WHAT TO PRODUCE
Below are some records. Say in a single number how many of their lines include the word "возмещения".

-- START OF DATA PROVIDED --

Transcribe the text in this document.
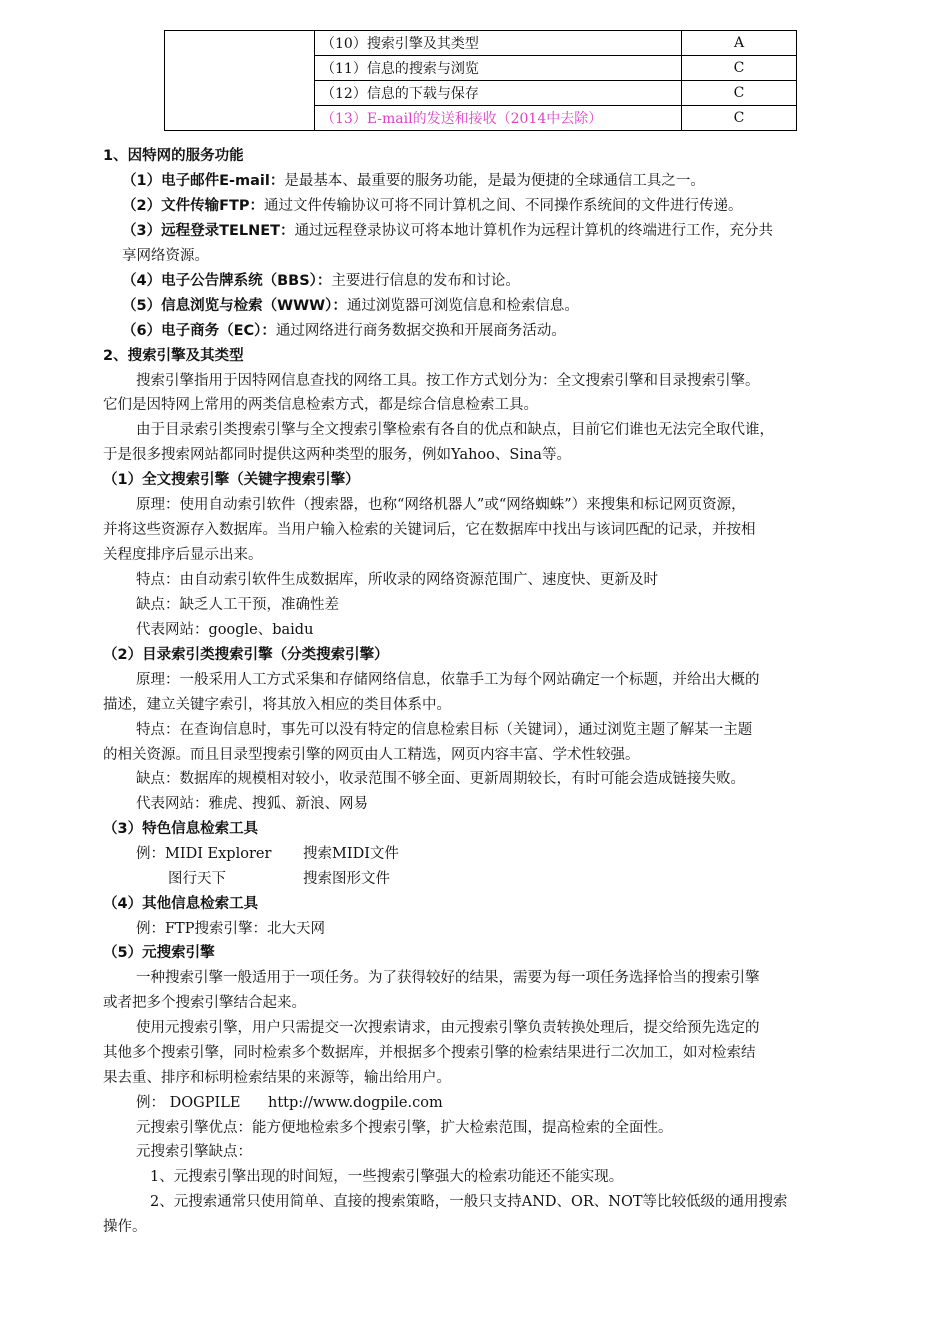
	（10）搜索引擎及其类型	A
	（11）信息的搜索与浏览	C
	（12）信息的下载与保存	C
	（13）E-mail的发送和接收（2014中去除）	C
1、因特网的服务功能
（1）电子邮件E-mail：是最基本、最重要的服务功能，是最为便捷的全球通信工具之一。
（2）文件传输FTP：通过文件传输协议可将不同计算机之间、不同操作系统间的文件进行传递。
（3）远程登录TELNET：通过远程登录协议可将本地计算机作为远程计算机的终端进行工作，充分共
享网络资源。
（4）电子公告牌系统（BBS）：主要进行信息的发布和讨论。
（5）信息浏览与检索（WWW）：通过浏览器可浏览信息和检索信息。
（6）电子商务（EC）：通过网络进行商务数据交换和开展商务活动。
2、搜索引擎及其类型
搜索引擎指用于因特网信息查找的网络工具。按工作方式划分为：全文搜索引擎和目录搜索引擎。
它们是因特网上常用的两类信息检索方式，都是综合信息检索工具。
由于目录索引类搜索引擎与全文搜索引擎检索有各自的优点和缺点，目前它们谁也无法完全取代谁，
于是很多搜索网站都同时提供这两种类型的服务，例如Yahoo、Sina等。
（1）全文搜索引擎（关键字搜索引擎）
原理：使用自动索引软件（搜索器，也称“网络机器人”或“网络蜘蛛”）来搜集和标记网页资源，
并将这些资源存入数据库。当用户输入检索的关键词后，它在数据库中找出与该词匹配的记录，并按相
关程度排序后显示出来。
特点：由自动索引软件生成数据库，所收录的网络资源范围广、速度快、更新及时
缺点：缺乏人工干预，准确性差
代表网站：google、baidu
（2）目录索引类搜索引擎（分类搜索引擎）
原理：一般采用人工方式采集和存储网络信息，依靠手工为每个网站确定一个标题，并给出大概的
描述，建立关键字索引，将其放入相应的类目体系中。
特点：在查询信息时，事先可以没有特定的信息检索目标（关键词），通过浏览主题了解某一主题
的相关资源。而且目录型搜索引擎的网页由人工精选，网页内容丰富、学术性较强。
缺点：数据库的规模相对较小，收录范围不够全面、更新周期较长，有时可能会造成链接失败。
代表网站：雅虎、搜狐、新浪、网易
（3）特色信息检索工具
例：MIDI Explorer 搜索MIDI文件
图行天下	搜索图形文件
（4）其他信息检索工具
例：FTP搜索引擎：北大天网
（5）元搜索引擎
一种搜索引擎一般适用于一项任务。为了获得较好的结果，需要为每一项任务选择恰当的搜索引擎
或者把多个搜索引擎结合起来。
使用元搜索引擎，用户只需提交一次搜索请求，由元搜索引擎负责转换处理后，提交给预先选定的
其他多个搜索引擎，同时检索多个数据库，并根据多个搜索引擎的检索结果进行二次加工，如对检索结
果去重、排序和标明检索结果的来源等，输出给用户。
例： DOGPILE http://www.dogpile.com
元搜索引擎优点：能方便地检索多个搜索引擎，扩大检索范围，提高检索的全面性。
元搜索引擎缺点：
1、元搜索引擎出现的时间短，一些搜索引擎强大的检索功能还不能实现。
2、元搜索通常只使用简单、直接的搜索策略，一般只支持AND、OR、NOT等比较低级的通用搜索
操作。
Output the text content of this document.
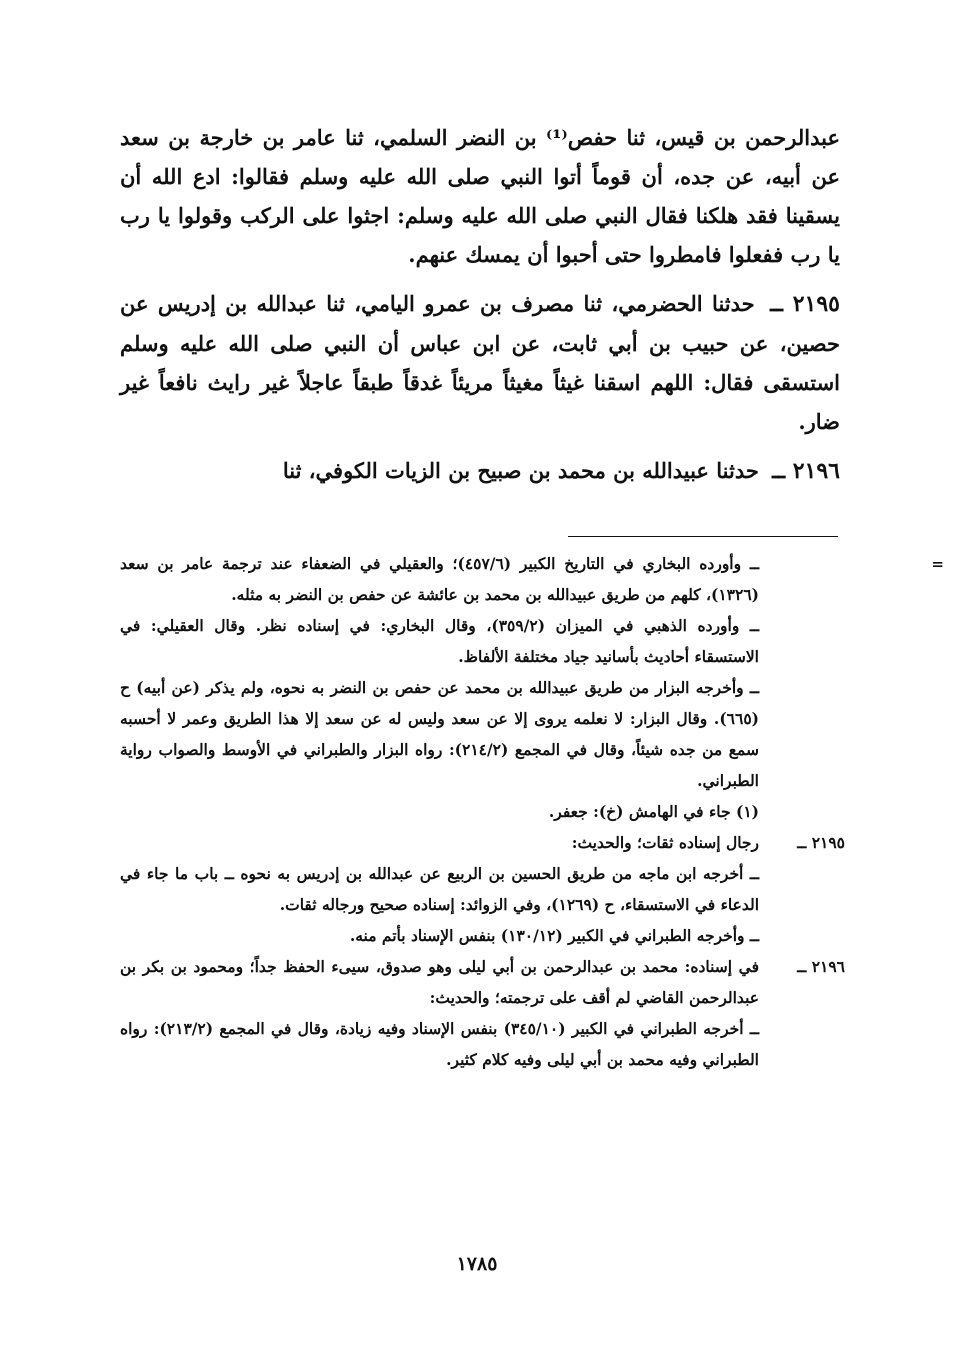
عبدالرحمن بن قيس، ثنا حفص⁽¹⁾ بن النضر السلمي، ثنا عامر بن خارجة بن سعد عن أبيه، عن جده، أن قوماً أتوا النبي صلى الله عليه وسلم فقالوا: ادع الله أن يسقينا فقد هلكنا فقال النبي صلى الله عليه وسلم: اجثوا على الركب وقولوا يا رب يا رب ففعلوا فامطروا حتى أحبوا أن يمسك عنهم.

٢١٩٥ ــ حدثنا الحضرمي، ثنا مصرف بن عمرو اليامي، ثنا عبدالله بن إدريس عن حصين، عن حبيب بن أبي ثابت، عن ابن عباس أن النبي صلى الله عليه وسلم استسقى فقال: اللهم اسقنا غيثاً مغيثاً مريئاً غدقاً طبقاً عاجلاً غير رايث نافعاً غير ضار.

٢١٩٦ ــ حدثنا عبيدالله بن محمد بن صبيح بن الزيات الكوفي، ثنا

=

ــ وأورده البخاري في التاريخ الكبير (٤٥٧/٦)؛ والعقيلي في الضعفاء عند ترجمة عامر بن سعد (١٣٢٦)، كلهم من طريق عبيدالله بن محمد بن عائشة عن حفص بن النضر به مثله.

ــ وأورده الذهبي في الميزان (٣٥٩/٢)، وقال البخاري: في إسناده نظر. وقال العقيلي: في الاستسقاء أحاديث بأسانيد جياد مختلفة الألفاظ.

ــ وأخرجه البزار من طريق عبيدالله بن محمد عن حفص بن النضر به نحوه، ولم يذكر (عن أبيه) ح (٦٦٥). وقال البزار: لا نعلمه يروى إلا عن سعد وليس له عن سعد إلا هذا الطريق وعمر لا أحسبه سمع من جده شيئاً، وقال في المجمع (٢١٤/٢): رواه البزار والطبراني في الأوسط والصواب رواية الطبراني.

(١) جاء في الهامش (خ): جعفر.

٢١٩٥ ــ

رجال إسناده ثقات؛ والحديث:

ــ أخرجه ابن ماجه من طريق الحسين بن الربيع عن عبدالله بن إدريس به نحوه ــ باب ما جاء في الدعاء في الاستسقاء، ح (١٢٦٩)، وفي الزوائد: إسناده صحيح ورجاله ثقات.

ــ وأخرجه الطبراني في الكبير (١٣٠/١٢) بنفس الإسناد بأتم منه.

٢١٩٦ ــ

في إسناده: محمد بن عبدالرحمن بن أبي ليلى وهو صدوق، سيىء الحفظ جداً؛ ومحمود بن بكر بن عبدالرحمن القاضي لم أقف على ترجمته؛ والحديث:

ــ أخرجه الطبراني في الكبير (٣٤٥/١٠) بنفس الإسناد وفيه زيادة، وقال في المجمع (٢١٣/٢): رواه الطبراني وفيه محمد بن أبي ليلى وفيه كلام كثير.

١٧٨٥
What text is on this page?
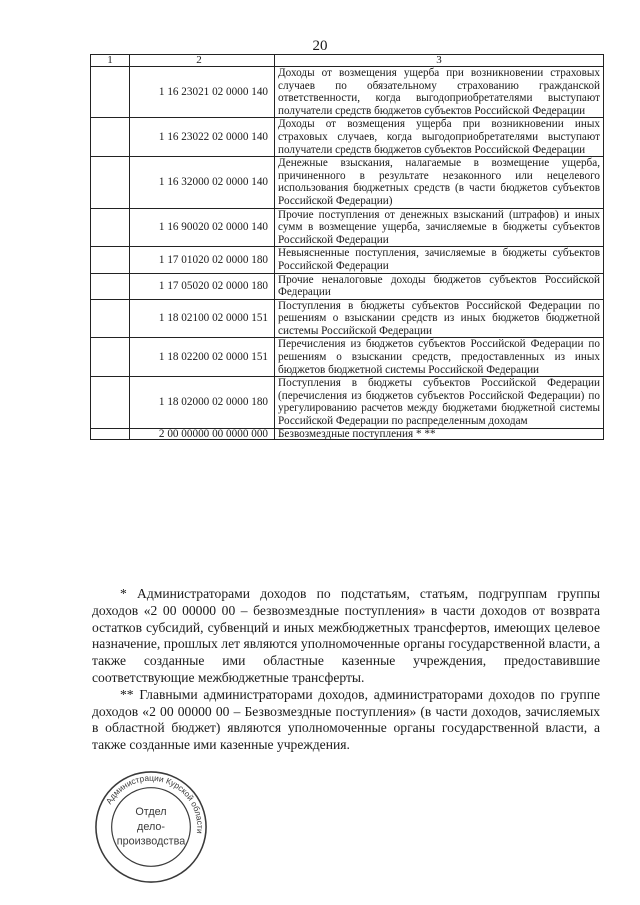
20
1	2	3
	1 16 23021 02 0000 140	Доходы от возмещения ущерба при возникновении страховых случаев по обязательному страхованию гражданской ответственности, когда выгодоприобретателями выступают получатели средств бюджетов субъектов Российской Федерации
	1 16 23022 02 0000 140	Доходы от возмещения ущерба при возникновении иных страховых случаев, когда выгодоприобретателями выступают получатели средств бюджетов субъектов Российской Федерации
	1 16 32000 02 0000 140	Денежные взыскания, налагаемые в возмещение ущерба, причиненного в результате незаконного или нецелевого использования бюджетных средств (в части бюджетов субъектов Российской Федерации)
	1 16 90020 02 0000 140	Прочие поступления от денежных взысканий (штрафов) и иных сумм в возмещение ущерба, зачисляемые в бюджеты субъектов Российской Федерации
	1 17 01020 02 0000 180	Невыясненные поступления, зачисляемые в бюджеты субъектов Российской Федерации
	1 17 05020 02 0000 180	Прочие неналоговые доходы бюджетов субъектов Российской Федерации
	1 18 02100 02 0000 151	Поступления в бюджеты субъектов Российской Федерации по решениям о взыскании средств из иных бюджетов бюджетной системы Российской Федерации
	1 18 02200 02 0000 151	Перечисления из бюджетов субъектов Российской Федерации по решениям о взыскании средств, предоставленных из иных бюджетов бюджетной системы Российской Федерации
	1 18 02000 02 0000 180	Поступления в бюджеты субъектов Российской Федерации (перечисления из бюджетов субъектов Российской Федерации) по урегулированию расчетов между бюджетами бюджетной системы Российской Федерации по распределенным доходам
	2 00 00000 00 0000 000	Безвозмездные поступления * **

* Администраторами доходов по подстатьям, статьям, подгруппам группы доходов «2 00 00000 00 – безвозмездные поступления» в части доходов от возврата остатков субсидий, субвенций и иных межбюджетных трансфертов, имеющих целевое назначение, прошлых лет являются уполномоченные органы государственной власти, а также созданные ими областные казенные учреждения, предоставившие соответствующие межбюджетные трансферты.

** Главными администраторами доходов, администраторами доходов по группе доходов «2 00 00000 00 – Безвозмездные поступления» (в части доходов, зачисляемых в областной бюджет) являются уполномоченные органы государственной власти, а также созданные ими казенные учреждения.

Администрации Курской области
Отдел
дело-
производства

-- END OF DATA PROVIDED --

TASK ANSWER
2